Problem:
Write out the records beneath this line exactly as they appear, minus any images.

╔══

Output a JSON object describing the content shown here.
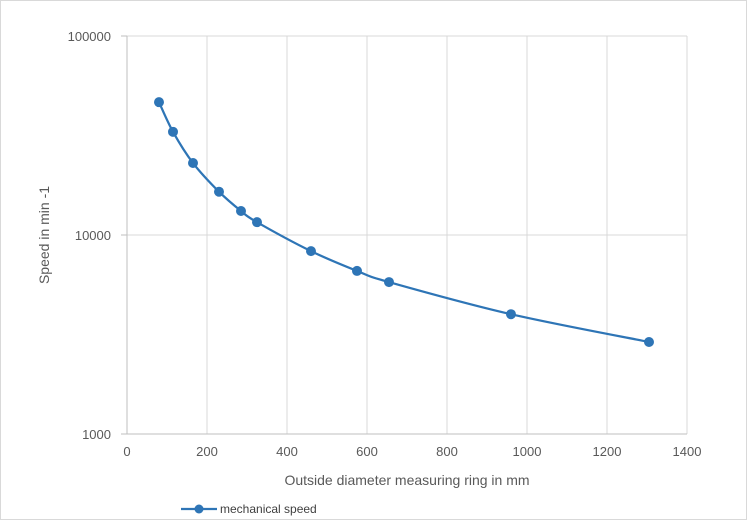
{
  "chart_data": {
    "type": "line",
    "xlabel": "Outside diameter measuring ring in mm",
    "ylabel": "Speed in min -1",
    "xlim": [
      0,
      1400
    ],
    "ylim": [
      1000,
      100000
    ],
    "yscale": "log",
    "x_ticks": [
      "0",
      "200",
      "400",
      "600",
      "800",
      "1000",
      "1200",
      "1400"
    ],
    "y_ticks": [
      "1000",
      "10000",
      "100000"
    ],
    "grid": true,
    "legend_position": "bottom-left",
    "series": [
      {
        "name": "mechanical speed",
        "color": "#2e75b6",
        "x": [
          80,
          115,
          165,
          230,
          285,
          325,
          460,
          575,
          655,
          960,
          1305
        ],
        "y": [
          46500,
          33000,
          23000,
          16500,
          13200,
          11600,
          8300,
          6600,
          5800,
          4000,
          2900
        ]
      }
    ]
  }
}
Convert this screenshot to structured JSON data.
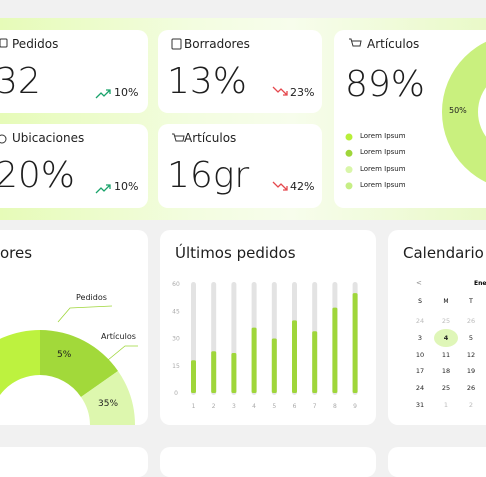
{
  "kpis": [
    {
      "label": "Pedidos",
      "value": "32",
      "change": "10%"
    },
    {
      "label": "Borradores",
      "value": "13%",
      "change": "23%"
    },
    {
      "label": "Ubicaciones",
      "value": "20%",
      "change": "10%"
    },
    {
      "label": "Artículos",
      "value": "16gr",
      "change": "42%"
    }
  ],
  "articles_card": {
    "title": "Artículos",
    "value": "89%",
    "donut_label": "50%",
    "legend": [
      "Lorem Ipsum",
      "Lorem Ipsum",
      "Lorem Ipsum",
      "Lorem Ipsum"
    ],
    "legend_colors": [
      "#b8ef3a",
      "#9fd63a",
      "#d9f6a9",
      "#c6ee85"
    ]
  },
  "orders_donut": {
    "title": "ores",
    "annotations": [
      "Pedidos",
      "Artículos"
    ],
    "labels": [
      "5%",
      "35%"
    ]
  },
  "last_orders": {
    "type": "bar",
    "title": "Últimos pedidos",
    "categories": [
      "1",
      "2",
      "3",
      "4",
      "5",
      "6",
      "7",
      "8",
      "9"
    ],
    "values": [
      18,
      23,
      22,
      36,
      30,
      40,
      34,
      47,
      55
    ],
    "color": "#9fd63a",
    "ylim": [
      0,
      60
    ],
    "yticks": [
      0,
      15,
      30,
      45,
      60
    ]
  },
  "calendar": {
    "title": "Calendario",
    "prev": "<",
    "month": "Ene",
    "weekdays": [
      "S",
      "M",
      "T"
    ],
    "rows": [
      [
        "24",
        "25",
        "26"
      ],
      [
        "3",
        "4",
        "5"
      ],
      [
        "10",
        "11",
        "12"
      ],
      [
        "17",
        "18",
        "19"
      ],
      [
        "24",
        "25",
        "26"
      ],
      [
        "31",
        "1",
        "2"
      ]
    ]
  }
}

╚══

Solution:
Output a JSON object describing the content shown here.
{
  "chart_data": {
    "type": "line",
    "xlabel": "Outside diameter measuring ring in mm",
    "ylabel": "Speed in min -1",
    "xlim": [
      0,
      1400
    ],
    "ylim": [
      1000,
      100000
    ],
    "yscale": "log",
    "x_ticks": [
      "0",
      "200",
      "400",
      "600",
      "800",
      "1000",
      "1200",
      "1400"
    ],
    "y_ticks": [
      "1000",
      "10000",
      "100000"
    ],
    "grid": true,
    "legend_position": "bottom-left",
    "series": [
      {
        "name": "mechanical speed",
        "color": "#2e75b6",
        "x": [
          80,
          115,
          165,
          230,
          285,
          325,
          460,
          575,
          655,
          960,
          1305
        ],
        "y": [
          46500,
          33000,
          23000,
          16500,
          13200,
          11600,
          8300,
          6600,
          5800,
          4000,
          2900
        ]
      }
    ]
  }
}
Convert this screenshot to structured JSON data.
{
  "kpis": [
    {
      "label": "Pedidos",
      "value": "32",
      "change": "10%"
    },
    {
      "label": "Borradores",
      "value": "13%",
      "change": "23%"
    },
    {
      "label": "Ubicaciones",
      "value": "20%",
      "change": "10%"
    },
    {
      "label": "Artículos",
      "value": "16gr",
      "change": "42%"
    }
  ],
  "articles_card": {
    "title": "Artículos",
    "value": "89%",
    "donut_label": "50%",
    "legend": [
      "Lorem Ipsum",
      "Lorem Ipsum",
      "Lorem Ipsum",
      "Lorem Ipsum"
    ],
    "legend_colors": [
      "#b8ef3a",
      "#9fd63a",
      "#d9f6a9",
      "#c6ee85"
    ]
  },
  "orders_donut": {
    "title": "ores",
    "annotations": [
      "Pedidos",
      "Artículos"
    ],
    "labels": [
      "5%",
      "35%"
    ]
  },
  "last_orders": {
    "type": "bar",
    "title": "Últimos pedidos",
    "categories": [
      "1",
      "2",
      "3",
      "4",
      "5",
      "6",
      "7",
      "8",
      "9"
    ],
    "values": [
      18,
      23,
      22,
      36,
      30,
      40,
      34,
      47,
      55
    ],
    "color": "#9fd63a",
    "ylim": [
      0,
      60
    ],
    "yticks": [
      0,
      15,
      30,
      45,
      60
    ]
  },
  "calendar": {
    "title": "Calendario",
    "prev": "<",
    "month": "Ene",
    "weekdays": [
      "S",
      "M",
      "T"
    ],
    "rows": [
      [
        "24",
        "25",
        "26"
      ],
      [
        "3",
        "4",
        "5"
      ],
      [
        "10",
        "11",
        "12"
      ],
      [
        "17",
        "18",
        "19"
      ],
      [
        "24",
        "25",
        "26"
      ],
      [
        "31",
        "1",
        "2"
      ]
    ]
  }
}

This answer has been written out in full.